> [AIM OF THE EXERCISE]
Copy out each of the following lines word for word.

start RECORDS

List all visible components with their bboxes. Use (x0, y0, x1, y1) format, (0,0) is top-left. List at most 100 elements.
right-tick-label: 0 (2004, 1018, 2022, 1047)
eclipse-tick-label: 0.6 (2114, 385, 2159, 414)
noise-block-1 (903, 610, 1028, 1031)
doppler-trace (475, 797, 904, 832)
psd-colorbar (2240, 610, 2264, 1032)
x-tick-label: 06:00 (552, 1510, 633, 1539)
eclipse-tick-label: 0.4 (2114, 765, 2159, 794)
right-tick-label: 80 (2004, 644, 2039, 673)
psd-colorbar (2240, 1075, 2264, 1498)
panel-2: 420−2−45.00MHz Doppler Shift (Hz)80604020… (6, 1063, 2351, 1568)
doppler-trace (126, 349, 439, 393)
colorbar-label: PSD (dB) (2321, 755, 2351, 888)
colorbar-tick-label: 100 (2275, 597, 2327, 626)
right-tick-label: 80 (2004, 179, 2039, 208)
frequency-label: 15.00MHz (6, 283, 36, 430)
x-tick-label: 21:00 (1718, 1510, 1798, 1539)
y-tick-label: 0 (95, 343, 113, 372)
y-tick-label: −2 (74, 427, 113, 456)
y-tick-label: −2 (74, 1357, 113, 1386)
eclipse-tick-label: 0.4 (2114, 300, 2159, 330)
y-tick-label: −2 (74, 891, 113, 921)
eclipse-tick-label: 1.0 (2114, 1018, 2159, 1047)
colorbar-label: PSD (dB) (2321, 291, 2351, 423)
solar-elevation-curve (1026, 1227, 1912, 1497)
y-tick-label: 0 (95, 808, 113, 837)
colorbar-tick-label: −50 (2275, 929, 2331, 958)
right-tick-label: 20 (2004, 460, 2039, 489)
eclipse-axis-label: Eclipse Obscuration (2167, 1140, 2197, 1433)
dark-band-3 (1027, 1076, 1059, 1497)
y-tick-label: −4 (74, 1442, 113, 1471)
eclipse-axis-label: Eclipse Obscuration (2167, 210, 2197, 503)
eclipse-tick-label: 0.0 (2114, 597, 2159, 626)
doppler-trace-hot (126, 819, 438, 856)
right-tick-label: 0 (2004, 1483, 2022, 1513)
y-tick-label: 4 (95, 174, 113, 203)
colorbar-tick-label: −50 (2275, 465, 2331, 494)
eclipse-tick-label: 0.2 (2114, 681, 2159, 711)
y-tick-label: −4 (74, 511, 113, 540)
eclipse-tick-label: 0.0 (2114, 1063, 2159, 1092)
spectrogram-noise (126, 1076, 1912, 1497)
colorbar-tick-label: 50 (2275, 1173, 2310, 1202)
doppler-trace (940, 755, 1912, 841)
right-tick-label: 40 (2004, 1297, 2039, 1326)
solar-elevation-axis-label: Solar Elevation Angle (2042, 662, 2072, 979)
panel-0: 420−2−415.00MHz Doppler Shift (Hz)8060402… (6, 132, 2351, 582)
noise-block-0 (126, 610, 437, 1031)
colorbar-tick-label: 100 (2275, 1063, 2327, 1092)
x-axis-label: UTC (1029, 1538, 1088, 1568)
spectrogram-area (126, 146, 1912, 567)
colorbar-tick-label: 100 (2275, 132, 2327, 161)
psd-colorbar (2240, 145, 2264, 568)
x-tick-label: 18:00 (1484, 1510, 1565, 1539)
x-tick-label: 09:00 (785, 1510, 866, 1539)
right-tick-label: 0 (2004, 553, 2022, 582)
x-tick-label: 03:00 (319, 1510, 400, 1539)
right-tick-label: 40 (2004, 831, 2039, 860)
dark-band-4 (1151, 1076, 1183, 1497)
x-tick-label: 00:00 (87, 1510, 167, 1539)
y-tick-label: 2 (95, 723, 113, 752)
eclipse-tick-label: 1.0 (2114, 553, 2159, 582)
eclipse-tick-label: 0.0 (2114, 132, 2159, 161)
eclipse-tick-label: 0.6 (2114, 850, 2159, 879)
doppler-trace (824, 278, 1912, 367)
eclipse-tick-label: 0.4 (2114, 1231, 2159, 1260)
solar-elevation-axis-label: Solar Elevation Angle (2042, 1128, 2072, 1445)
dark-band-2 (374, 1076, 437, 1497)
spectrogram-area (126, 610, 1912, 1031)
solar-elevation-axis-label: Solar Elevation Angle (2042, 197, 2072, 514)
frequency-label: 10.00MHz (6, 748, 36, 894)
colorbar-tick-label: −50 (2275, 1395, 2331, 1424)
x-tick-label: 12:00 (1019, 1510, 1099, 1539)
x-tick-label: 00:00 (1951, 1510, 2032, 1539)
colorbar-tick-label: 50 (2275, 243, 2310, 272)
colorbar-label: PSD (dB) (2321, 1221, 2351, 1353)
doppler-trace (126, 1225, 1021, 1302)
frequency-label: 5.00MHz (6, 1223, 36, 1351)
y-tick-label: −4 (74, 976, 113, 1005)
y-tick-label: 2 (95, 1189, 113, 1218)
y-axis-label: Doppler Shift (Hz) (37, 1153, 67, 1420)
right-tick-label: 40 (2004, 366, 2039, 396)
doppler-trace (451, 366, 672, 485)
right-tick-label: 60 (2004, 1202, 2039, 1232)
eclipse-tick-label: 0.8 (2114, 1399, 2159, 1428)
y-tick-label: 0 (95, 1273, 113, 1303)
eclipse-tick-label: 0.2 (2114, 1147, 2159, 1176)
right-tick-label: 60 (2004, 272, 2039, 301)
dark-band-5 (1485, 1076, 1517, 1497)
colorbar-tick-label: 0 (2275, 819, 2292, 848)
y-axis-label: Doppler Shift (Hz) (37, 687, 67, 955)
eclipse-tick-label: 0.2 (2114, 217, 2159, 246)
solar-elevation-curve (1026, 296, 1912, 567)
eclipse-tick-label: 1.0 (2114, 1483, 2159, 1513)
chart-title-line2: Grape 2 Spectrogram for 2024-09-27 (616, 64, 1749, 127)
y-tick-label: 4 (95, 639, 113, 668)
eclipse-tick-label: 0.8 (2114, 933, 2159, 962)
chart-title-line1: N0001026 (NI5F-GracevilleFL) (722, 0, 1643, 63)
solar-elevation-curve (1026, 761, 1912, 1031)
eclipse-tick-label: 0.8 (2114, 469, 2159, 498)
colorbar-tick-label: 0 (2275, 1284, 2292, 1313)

end RECORDS

> [SOLVED PROBLEM]
List all visible components with their bboxes. Use (x0, y0, x1, y1) format, (0,0) is top-left. List at most 100 elements.
right-tick-label: 0 (2004, 1018, 2022, 1047)
eclipse-tick-label: 0.6 (2114, 385, 2159, 414)
noise-block-1 (903, 610, 1028, 1031)
doppler-trace (475, 797, 904, 832)
psd-colorbar (2240, 610, 2264, 1032)
x-tick-label: 06:00 (552, 1510, 633, 1539)
eclipse-tick-label: 0.4 (2114, 765, 2159, 794)
right-tick-label: 80 (2004, 644, 2039, 673)
psd-colorbar (2240, 1075, 2264, 1498)
panel-2: 420−2−45.00MHz Doppler Shift (Hz)80604020… (6, 1063, 2351, 1568)
doppler-trace (126, 349, 439, 393)
colorbar-label: PSD (dB) (2321, 755, 2351, 888)
colorbar-tick-label: 100 (2275, 597, 2327, 626)
right-tick-label: 80 (2004, 179, 2039, 208)
frequency-label: 15.00MHz (6, 283, 36, 430)
x-tick-label: 21:00 (1718, 1510, 1798, 1539)
y-tick-label: 0 (95, 343, 113, 372)
y-tick-label: −2 (74, 427, 113, 456)
y-tick-label: −2 (74, 1357, 113, 1386)
eclipse-tick-label: 0.4 (2114, 300, 2159, 330)
y-tick-label: −2 (74, 891, 113, 921)
eclipse-tick-label: 1.0 (2114, 1018, 2159, 1047)
colorbar-label: PSD (dB) (2321, 291, 2351, 423)
solar-elevation-curve (1026, 1227, 1912, 1497)
y-tick-label: 0 (95, 808, 113, 837)
colorbar-tick-label: −50 (2275, 929, 2331, 958)
right-tick-label: 20 (2004, 460, 2039, 489)
eclipse-axis-label: Eclipse Obscuration (2167, 1140, 2197, 1433)
dark-band-3 (1027, 1076, 1059, 1497)
y-tick-label: −4 (74, 1442, 113, 1471)
eclipse-axis-label: Eclipse Obscuration (2167, 210, 2197, 503)
eclipse-tick-label: 0.0 (2114, 597, 2159, 626)
doppler-trace-hot (126, 819, 438, 856)
right-tick-label: 0 (2004, 1483, 2022, 1513)
y-tick-label: 4 (95, 174, 113, 203)
colorbar-tick-label: −50 (2275, 465, 2331, 494)
eclipse-tick-label: 0.2 (2114, 681, 2159, 711)
y-tick-label: −4 (74, 511, 113, 540)
eclipse-tick-label: 0.0 (2114, 1063, 2159, 1092)
spectrogram-noise (126, 1076, 1912, 1497)
colorbar-tick-label: 50 (2275, 1173, 2310, 1202)
doppler-trace (940, 755, 1912, 841)
right-tick-label: 40 (2004, 1297, 2039, 1326)
solar-elevation-axis-label: Solar Elevation Angle (2042, 662, 2072, 979)
panel-0: 420−2−415.00MHz Doppler Shift (Hz)8060402… (6, 132, 2351, 582)
noise-block-0 (126, 610, 437, 1031)
colorbar-tick-label: 100 (2275, 1063, 2327, 1092)
x-axis-label: UTC (1029, 1538, 1088, 1568)
spectrogram-area (126, 146, 1912, 567)
colorbar-tick-label: 100 (2275, 132, 2327, 161)
psd-colorbar (2240, 145, 2264, 568)
x-tick-label: 18:00 (1484, 1510, 1565, 1539)
x-tick-label: 09:00 (785, 1510, 866, 1539)
right-tick-label: 0 (2004, 553, 2022, 582)
x-tick-label: 03:00 (319, 1510, 400, 1539)
right-tick-label: 40 (2004, 831, 2039, 860)
dark-band-4 (1151, 1076, 1183, 1497)
x-tick-label: 00:00 (87, 1510, 167, 1539)
y-tick-label: 2 (95, 723, 113, 752)
eclipse-tick-label: 1.0 (2114, 553, 2159, 582)
eclipse-tick-label: 0.0 (2114, 132, 2159, 161)
eclipse-tick-label: 0.6 (2114, 850, 2159, 879)
doppler-trace (824, 278, 1912, 367)
eclipse-tick-label: 0.4 (2114, 1231, 2159, 1260)
solar-elevation-axis-label: Solar Elevation Angle (2042, 1128, 2072, 1445)
dark-band-2 (374, 1076, 437, 1497)
spectrogram-area (126, 610, 1912, 1031)
solar-elevation-axis-label: Solar Elevation Angle (2042, 197, 2072, 514)
frequency-label: 10.00MHz (6, 748, 36, 894)
colorbar-tick-label: −50 (2275, 1395, 2331, 1424)
x-tick-label: 12:00 (1019, 1510, 1099, 1539)
x-tick-label: 00:00 (1951, 1510, 2032, 1539)
colorbar-tick-label: 50 (2275, 243, 2310, 272)
colorbar-label: PSD (dB) (2321, 1221, 2351, 1353)
doppler-trace (126, 1225, 1021, 1302)
frequency-label: 5.00MHz (6, 1223, 36, 1351)
y-tick-label: −4 (74, 976, 113, 1005)
y-tick-label: 2 (95, 1189, 113, 1218)
y-axis-label: Doppler Shift (Hz) (37, 1153, 67, 1420)
right-tick-label: 40 (2004, 366, 2039, 396)
doppler-trace (451, 366, 672, 485)
right-tick-label: 60 (2004, 1202, 2039, 1232)
eclipse-tick-label: 0.8 (2114, 1399, 2159, 1428)
y-tick-label: 0 (95, 1273, 113, 1303)
eclipse-tick-label: 0.2 (2114, 1147, 2159, 1176)
right-tick-label: 60 (2004, 272, 2039, 301)
dark-band-5 (1485, 1076, 1517, 1497)
colorbar-tick-label: 0 (2275, 819, 2292, 848)
y-axis-label: Doppler Shift (Hz) (37, 687, 67, 955)
eclipse-tick-label: 0.2 (2114, 217, 2159, 246)
solar-elevation-curve (1026, 296, 1912, 567)
eclipse-tick-label: 1.0 (2114, 1483, 2159, 1513)
chart-title-line2: Grape 2 Spectrogram for 2024-09-27 (616, 64, 1749, 127)
y-tick-label: 4 (95, 639, 113, 668)
eclipse-tick-label: 0.8 (2114, 933, 2159, 962)
chart-title-line1: N0001026 (NI5F-GracevilleFL) (722, 0, 1643, 63)
solar-elevation-curve (1026, 761, 1912, 1031)
eclipse-tick-label: 0.8 (2114, 469, 2159, 498)
colorbar-tick-label: 0 (2275, 1284, 2292, 1313)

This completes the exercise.